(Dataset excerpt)
********

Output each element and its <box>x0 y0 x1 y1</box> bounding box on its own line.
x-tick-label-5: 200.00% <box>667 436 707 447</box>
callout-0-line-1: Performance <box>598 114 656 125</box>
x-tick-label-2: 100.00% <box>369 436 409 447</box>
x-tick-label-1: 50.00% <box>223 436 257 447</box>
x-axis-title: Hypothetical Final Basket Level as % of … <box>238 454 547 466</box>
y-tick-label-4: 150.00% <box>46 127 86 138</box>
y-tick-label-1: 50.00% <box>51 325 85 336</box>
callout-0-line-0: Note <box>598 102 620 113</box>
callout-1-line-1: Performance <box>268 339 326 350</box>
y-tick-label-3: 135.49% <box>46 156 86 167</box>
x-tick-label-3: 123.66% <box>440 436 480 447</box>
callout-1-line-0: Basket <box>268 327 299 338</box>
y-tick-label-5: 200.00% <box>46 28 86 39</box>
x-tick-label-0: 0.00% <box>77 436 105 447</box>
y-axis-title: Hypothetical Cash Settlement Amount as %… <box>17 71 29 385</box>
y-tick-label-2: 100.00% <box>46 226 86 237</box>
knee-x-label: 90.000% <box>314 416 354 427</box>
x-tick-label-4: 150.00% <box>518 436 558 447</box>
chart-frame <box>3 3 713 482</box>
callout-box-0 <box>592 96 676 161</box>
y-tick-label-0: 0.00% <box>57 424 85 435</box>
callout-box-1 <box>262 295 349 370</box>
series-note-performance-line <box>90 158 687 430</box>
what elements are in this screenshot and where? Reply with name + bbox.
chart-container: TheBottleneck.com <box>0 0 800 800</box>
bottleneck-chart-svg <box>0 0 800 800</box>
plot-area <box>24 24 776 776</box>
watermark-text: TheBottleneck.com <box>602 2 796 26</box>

********

WHAT YOU SHOULD DO ->
Return every line of the items above, unchanged and in the same order.

THE REPLY ->
Output each element and its <box>x0 y0 x1 y1</box> bounding box on its own line.
x-tick-label-5: 200.00% <box>667 436 707 447</box>
callout-0-line-1: Performance <box>598 114 656 125</box>
x-tick-label-2: 100.00% <box>369 436 409 447</box>
x-tick-label-1: 50.00% <box>223 436 257 447</box>
x-axis-title: Hypothetical Final Basket Level as % of … <box>238 454 547 466</box>
y-tick-label-4: 150.00% <box>46 127 86 138</box>
y-tick-label-1: 50.00% <box>51 325 85 336</box>
callout-0-line-0: Note <box>598 102 620 113</box>
callout-1-line-1: Performance <box>268 339 326 350</box>
y-tick-label-3: 135.49% <box>46 156 86 167</box>
x-tick-label-3: 123.66% <box>440 436 480 447</box>
callout-1-line-0: Basket <box>268 327 299 338</box>
y-tick-label-5: 200.00% <box>46 28 86 39</box>
x-tick-label-0: 0.00% <box>77 436 105 447</box>
y-axis-title: Hypothetical Cash Settlement Amount as %… <box>17 71 29 385</box>
y-tick-label-2: 100.00% <box>46 226 86 237</box>
knee-x-label: 90.000% <box>314 416 354 427</box>
x-tick-label-4: 150.00% <box>518 436 558 447</box>
chart-frame <box>3 3 713 482</box>
callout-box-0 <box>592 96 676 161</box>
y-tick-label-0: 0.00% <box>57 424 85 435</box>
callout-box-1 <box>262 295 349 370</box>
series-note-performance-line <box>90 158 687 430</box>
what elements are in this screenshot and where? Reply with name + bbox.
chart-container: TheBottleneck.com <box>0 0 800 800</box>
bottleneck-chart-svg <box>0 0 800 800</box>
plot-area <box>24 24 776 776</box>
watermark-text: TheBottleneck.com <box>602 2 796 26</box>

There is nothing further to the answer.